Exercise prompt – Skip the images and copy each record exactly as written.

Recorded data –
··········

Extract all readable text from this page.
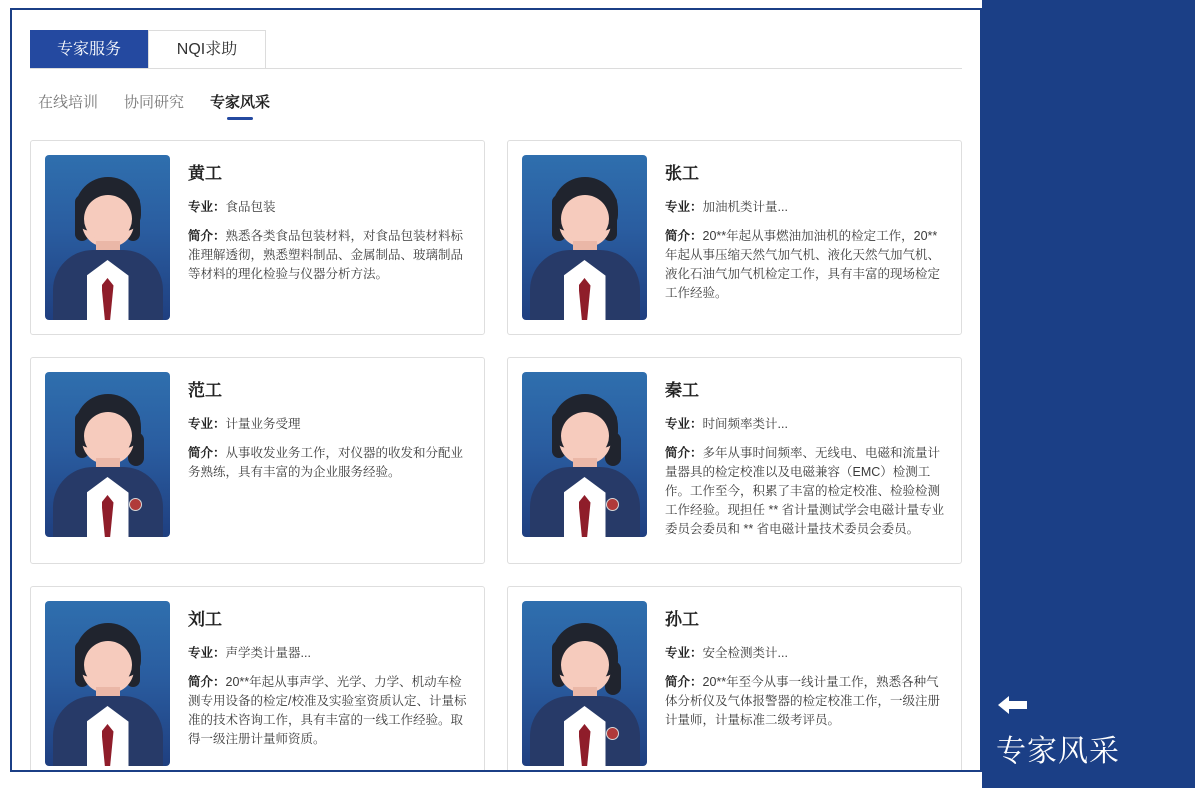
专家服务	NQI求助
在线培训 协同研究 专家风采
黄工
专业：食品包装
简介：熟悉各类食品包装材料，对食品包装材料标准理解透彻，熟悉塑料制品、金属制品、玻璃制品等材料的理化检验与仪器分析方法。
张工
专业：加油机类计量...
简介：20**年起从事燃油加油机的检定工作，20**年起从事压缩天然气加气机、液化天然气加气机、液化石油气加气机检定工作，具有丰富的现场检定工作经验。
范工
专业：计量业务受理
简介：从事收发业务工作，对仪器的收发和分配业务熟练，具有丰富的为企业服务经验。
秦工
专业：时间频率类计...
简介：多年从事时间频率、无线电、电磁和流量计量器具的检定校准以及电磁兼容（EMC）检测工作。工作至今，积累了丰富的检定校准、检验检测工作经验。现担任 ** 省计量测试学会电磁计量专业委员会委员和 ** 省电磁计量技术委员会委员。
刘工
专业：声学类计量器...
简介：20**年起从事声学、光学、力学、机动车检测专用设备的检定/校准及实验室资质认定、计量标准的技术咨询工作，具有丰富的一线工作经验。取得一级注册计量师资质。
孙工
专业：安全检测类计...
简介：20**年至今从事一线计量工作，熟悉各种气体分析仪及气体报警器的检定校准工作，一级注册计量师，计量标准二级考评员。
专家风采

··········

Written reply –
Extract all readable text from this page.
专家服务	NQI求助
在线培训 协同研究 专家风采
黄工
专业：食品包装
简介：熟悉各类食品包装材料，对食品包装材料标准理解透彻，熟悉塑料制品、金属制品、玻璃制品等材料的理化检验与仪器分析方法。
张工
专业：加油机类计量...
简介：20**年起从事燃油加油机的检定工作，20**年起从事压缩天然气加气机、液化天然气加气机、液化石油气加气机检定工作，具有丰富的现场检定工作经验。
范工
专业：计量业务受理
简介：从事收发业务工作，对仪器的收发和分配业务熟练，具有丰富的为企业服务经验。
秦工
专业：时间频率类计...
简介：多年从事时间频率、无线电、电磁和流量计量器具的检定校准以及电磁兼容（EMC）检测工作。工作至今，积累了丰富的检定校准、检验检测工作经验。现担任 ** 省计量测试学会电磁计量专业委员会委员和 ** 省电磁计量技术委员会委员。
刘工
专业：声学类计量器...
简介：20**年起从事声学、光学、力学、机动车检测专用设备的检定/校准及实验室资质认定、计量标准的技术咨询工作，具有丰富的一线工作经验。取得一级注册计量师资质。
孙工
专业：安全检测类计...
简介：20**年至今从事一线计量工作，熟悉各种气体分析仪及气体报警器的检定校准工作，一级注册计量师，计量标准二级考评员。
专家风采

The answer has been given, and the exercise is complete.